- YOUR TASK -
Repeat the listing in full, exactly as it stands.
[START]
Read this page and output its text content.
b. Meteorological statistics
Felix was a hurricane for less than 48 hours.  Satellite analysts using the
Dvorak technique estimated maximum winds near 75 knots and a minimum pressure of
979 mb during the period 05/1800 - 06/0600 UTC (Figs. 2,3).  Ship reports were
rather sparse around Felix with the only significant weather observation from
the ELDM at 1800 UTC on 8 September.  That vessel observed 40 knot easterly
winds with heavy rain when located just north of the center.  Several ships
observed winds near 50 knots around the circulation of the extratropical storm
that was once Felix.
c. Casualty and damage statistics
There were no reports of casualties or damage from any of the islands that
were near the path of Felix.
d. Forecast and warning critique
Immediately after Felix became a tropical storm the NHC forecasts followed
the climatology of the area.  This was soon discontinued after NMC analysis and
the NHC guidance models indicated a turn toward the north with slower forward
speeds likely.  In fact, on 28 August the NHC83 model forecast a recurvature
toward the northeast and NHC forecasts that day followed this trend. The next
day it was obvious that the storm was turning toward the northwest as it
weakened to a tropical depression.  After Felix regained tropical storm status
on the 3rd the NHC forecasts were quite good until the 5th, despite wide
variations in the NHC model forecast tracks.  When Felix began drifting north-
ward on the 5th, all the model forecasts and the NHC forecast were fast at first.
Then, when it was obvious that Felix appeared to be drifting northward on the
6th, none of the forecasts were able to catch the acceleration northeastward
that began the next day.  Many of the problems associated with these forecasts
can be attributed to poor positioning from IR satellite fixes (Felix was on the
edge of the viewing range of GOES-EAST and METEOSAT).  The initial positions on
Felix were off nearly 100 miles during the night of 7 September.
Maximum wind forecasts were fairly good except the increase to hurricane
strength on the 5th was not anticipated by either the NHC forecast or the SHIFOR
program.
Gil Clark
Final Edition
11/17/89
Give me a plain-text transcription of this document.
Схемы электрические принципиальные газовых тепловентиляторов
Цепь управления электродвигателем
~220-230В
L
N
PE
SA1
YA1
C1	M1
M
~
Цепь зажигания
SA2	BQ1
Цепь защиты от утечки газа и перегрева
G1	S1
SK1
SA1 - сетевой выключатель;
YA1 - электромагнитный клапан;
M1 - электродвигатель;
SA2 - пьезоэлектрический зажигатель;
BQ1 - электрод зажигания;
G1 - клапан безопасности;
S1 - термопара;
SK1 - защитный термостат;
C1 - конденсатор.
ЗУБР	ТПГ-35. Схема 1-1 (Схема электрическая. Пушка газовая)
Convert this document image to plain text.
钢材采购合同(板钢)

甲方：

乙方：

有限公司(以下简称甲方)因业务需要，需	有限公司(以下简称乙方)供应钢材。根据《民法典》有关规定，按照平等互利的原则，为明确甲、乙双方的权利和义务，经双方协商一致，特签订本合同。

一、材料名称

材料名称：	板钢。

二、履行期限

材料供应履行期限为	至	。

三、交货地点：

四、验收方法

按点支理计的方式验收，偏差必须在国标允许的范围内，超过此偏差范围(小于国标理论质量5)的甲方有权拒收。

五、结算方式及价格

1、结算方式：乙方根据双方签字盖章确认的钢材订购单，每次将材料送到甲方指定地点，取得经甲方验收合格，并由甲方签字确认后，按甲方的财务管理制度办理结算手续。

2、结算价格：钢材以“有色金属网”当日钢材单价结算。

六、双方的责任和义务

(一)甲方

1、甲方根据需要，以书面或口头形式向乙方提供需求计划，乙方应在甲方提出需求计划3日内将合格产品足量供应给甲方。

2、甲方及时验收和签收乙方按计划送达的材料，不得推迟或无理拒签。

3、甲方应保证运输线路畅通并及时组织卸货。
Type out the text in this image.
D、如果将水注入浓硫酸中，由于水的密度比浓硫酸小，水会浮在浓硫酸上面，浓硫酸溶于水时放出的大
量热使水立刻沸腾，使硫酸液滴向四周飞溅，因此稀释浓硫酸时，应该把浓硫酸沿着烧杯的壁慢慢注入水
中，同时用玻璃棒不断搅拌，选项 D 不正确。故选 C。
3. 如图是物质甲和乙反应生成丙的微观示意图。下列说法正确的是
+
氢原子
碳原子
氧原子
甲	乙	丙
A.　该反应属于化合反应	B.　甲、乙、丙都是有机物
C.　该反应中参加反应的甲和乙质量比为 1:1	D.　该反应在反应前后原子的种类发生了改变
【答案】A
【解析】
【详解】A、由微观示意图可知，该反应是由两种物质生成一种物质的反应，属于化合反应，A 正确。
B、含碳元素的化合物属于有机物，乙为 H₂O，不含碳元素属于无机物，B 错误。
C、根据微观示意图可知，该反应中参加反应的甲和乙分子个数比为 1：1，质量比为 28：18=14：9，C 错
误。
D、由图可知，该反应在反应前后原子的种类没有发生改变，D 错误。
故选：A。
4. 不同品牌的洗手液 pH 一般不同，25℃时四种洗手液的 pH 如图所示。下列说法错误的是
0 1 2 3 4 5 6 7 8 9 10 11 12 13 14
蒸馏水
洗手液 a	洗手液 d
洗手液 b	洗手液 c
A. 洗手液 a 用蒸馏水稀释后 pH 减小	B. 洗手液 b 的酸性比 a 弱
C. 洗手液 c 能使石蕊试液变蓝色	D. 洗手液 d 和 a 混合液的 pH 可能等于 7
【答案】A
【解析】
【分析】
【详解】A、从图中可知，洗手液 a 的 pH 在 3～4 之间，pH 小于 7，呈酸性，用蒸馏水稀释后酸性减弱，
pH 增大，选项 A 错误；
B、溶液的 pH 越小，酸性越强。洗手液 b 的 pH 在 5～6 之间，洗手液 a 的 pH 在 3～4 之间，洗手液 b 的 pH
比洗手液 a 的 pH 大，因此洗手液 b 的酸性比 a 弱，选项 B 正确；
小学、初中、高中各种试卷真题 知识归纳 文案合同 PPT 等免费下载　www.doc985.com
[END]
- WRITTEN ANSWER -
Read this page and output its text content.
b. Meteorological statistics
Felix was a hurricane for less than 48 hours.  Satellite analysts using the
Dvorak technique estimated maximum winds near 75 knots and a minimum pressure of
979 mb during the period 05/1800 - 06/0600 UTC (Figs. 2,3).  Ship reports were
rather sparse around Felix with the only significant weather observation from
the ELDM at 1800 UTC on 8 September.  That vessel observed 40 knot easterly
winds with heavy rain when located just north of the center.  Several ships
observed winds near 50 knots around the circulation of the extratropical storm
that was once Felix.
c. Casualty and damage statistics
There were no reports of casualties or damage from any of the islands that
were near the path of Felix.
d. Forecast and warning critique
Immediately after Felix became a tropical storm the NHC forecasts followed
the climatology of the area.  This was soon discontinued after NMC analysis and
the NHC guidance models indicated a turn toward the north with slower forward
speeds likely.  In fact, on 28 August the NHC83 model forecast a recurvature
toward the northeast and NHC forecasts that day followed this trend. The next
day it was obvious that the storm was turning toward the northwest as it
weakened to a tropical depression.  After Felix regained tropical storm status
on the 3rd the NHC forecasts were quite good until the 5th, despite wide
variations in the NHC model forecast tracks.  When Felix began drifting north-
ward on the 5th, all the model forecasts and the NHC forecast were fast at first.
Then, when it was obvious that Felix appeared to be drifting northward on the
6th, none of the forecasts were able to catch the acceleration northeastward
that began the next day.  Many of the problems associated with these forecasts
can be attributed to poor positioning from IR satellite fixes (Felix was on the
edge of the viewing range of GOES-EAST and METEOSAT).  The initial positions on
Felix were off nearly 100 miles during the night of 7 September.
Maximum wind forecasts were fairly good except the increase to hurricane
strength on the 5th was not anticipated by either the NHC forecast or the SHIFOR
program.
Gil Clark
Final Edition
11/17/89
Give me a plain-text transcription of this document.
Схемы электрические принципиальные газовых тепловентиляторов
Цепь управления электродвигателем
~220-230В
L
N
PE
SA1
YA1
C1	M1
M
~
Цепь зажигания
SA2	BQ1
Цепь защиты от утечки газа и перегрева
G1	S1
SK1
SA1 - сетевой выключатель;
YA1 - электромагнитный клапан;
M1 - электродвигатель;
SA2 - пьезоэлектрический зажигатель;
BQ1 - электрод зажигания;
G1 - клапан безопасности;
S1 - термопара;
SK1 - защитный термостат;
C1 - конденсатор.
ЗУБР	ТПГ-35. Схема 1-1 (Схема электрическая. Пушка газовая)
Convert this document image to plain text.
钢材采购合同(板钢)

甲方：

乙方：

有限公司(以下简称甲方)因业务需要，需	有限公司(以下简称乙方)供应钢材。根据《民法典》有关规定，按照平等互利的原则，为明确甲、乙双方的权利和义务，经双方协商一致，特签订本合同。

一、材料名称

材料名称：	板钢。

二、履行期限

材料供应履行期限为	至	。

三、交货地点：

四、验收方法

按点支理计的方式验收，偏差必须在国标允许的范围内，超过此偏差范围(小于国标理论质量5)的甲方有权拒收。

五、结算方式及价格

1、结算方式：乙方根据双方签字盖章确认的钢材订购单，每次将材料送到甲方指定地点，取得经甲方验收合格，并由甲方签字确认后，按甲方的财务管理制度办理结算手续。

2、结算价格：钢材以“有色金属网”当日钢材单价结算。

六、双方的责任和义务

(一)甲方

1、甲方根据需要，以书面或口头形式向乙方提供需求计划，乙方应在甲方提出需求计划3日内将合格产品足量供应给甲方。

2、甲方及时验收和签收乙方按计划送达的材料，不得推迟或无理拒签。

3、甲方应保证运输线路畅通并及时组织卸货。
Type out the text in this image.
D、如果将水注入浓硫酸中，由于水的密度比浓硫酸小，水会浮在浓硫酸上面，浓硫酸溶于水时放出的大
量热使水立刻沸腾，使硫酸液滴向四周飞溅，因此稀释浓硫酸时，应该把浓硫酸沿着烧杯的壁慢慢注入水
中，同时用玻璃棒不断搅拌，选项 D 不正确。故选 C。
3. 如图是物质甲和乙反应生成丙的微观示意图。下列说法正确的是
+
氢原子
碳原子
氧原子
甲	乙	丙
A.　该反应属于化合反应	B.　甲、乙、丙都是有机物
C.　该反应中参加反应的甲和乙质量比为 1:1	D.　该反应在反应前后原子的种类发生了改变
【答案】A
【解析】
【详解】A、由微观示意图可知，该反应是由两种物质生成一种物质的反应，属于化合反应，A 正确。
B、含碳元素的化合物属于有机物，乙为 H₂O，不含碳元素属于无机物，B 错误。
C、根据微观示意图可知，该反应中参加反应的甲和乙分子个数比为 1：1，质量比为 28：18=14：9，C 错
误。
D、由图可知，该反应在反应前后原子的种类没有发生改变，D 错误。
故选：A。
4. 不同品牌的洗手液 pH 一般不同，25℃时四种洗手液的 pH 如图所示。下列说法错误的是
0 1 2 3 4 5 6 7 8 9 10 11 12 13 14
蒸馏水
洗手液 a	洗手液 d
洗手液 b	洗手液 c
A. 洗手液 a 用蒸馏水稀释后 pH 减小	B. 洗手液 b 的酸性比 a 弱
C. 洗手液 c 能使石蕊试液变蓝色	D. 洗手液 d 和 a 混合液的 pH 可能等于 7
【答案】A
【解析】
【分析】
【详解】A、从图中可知，洗手液 a 的 pH 在 3～4 之间，pH 小于 7，呈酸性，用蒸馏水稀释后酸性减弱，
pH 增大，选项 A 错误；
B、溶液的 pH 越小，酸性越强。洗手液 b 的 pH 在 5～6 之间，洗手液 a 的 pH 在 3～4 之间，洗手液 b 的 pH
比洗手液 a 的 pH 大，因此洗手液 b 的酸性比 a 弱，选项 B 正确；
小学、初中、高中各种试卷真题 知识归纳 文案合同 PPT 等免费下载　www.doc985.com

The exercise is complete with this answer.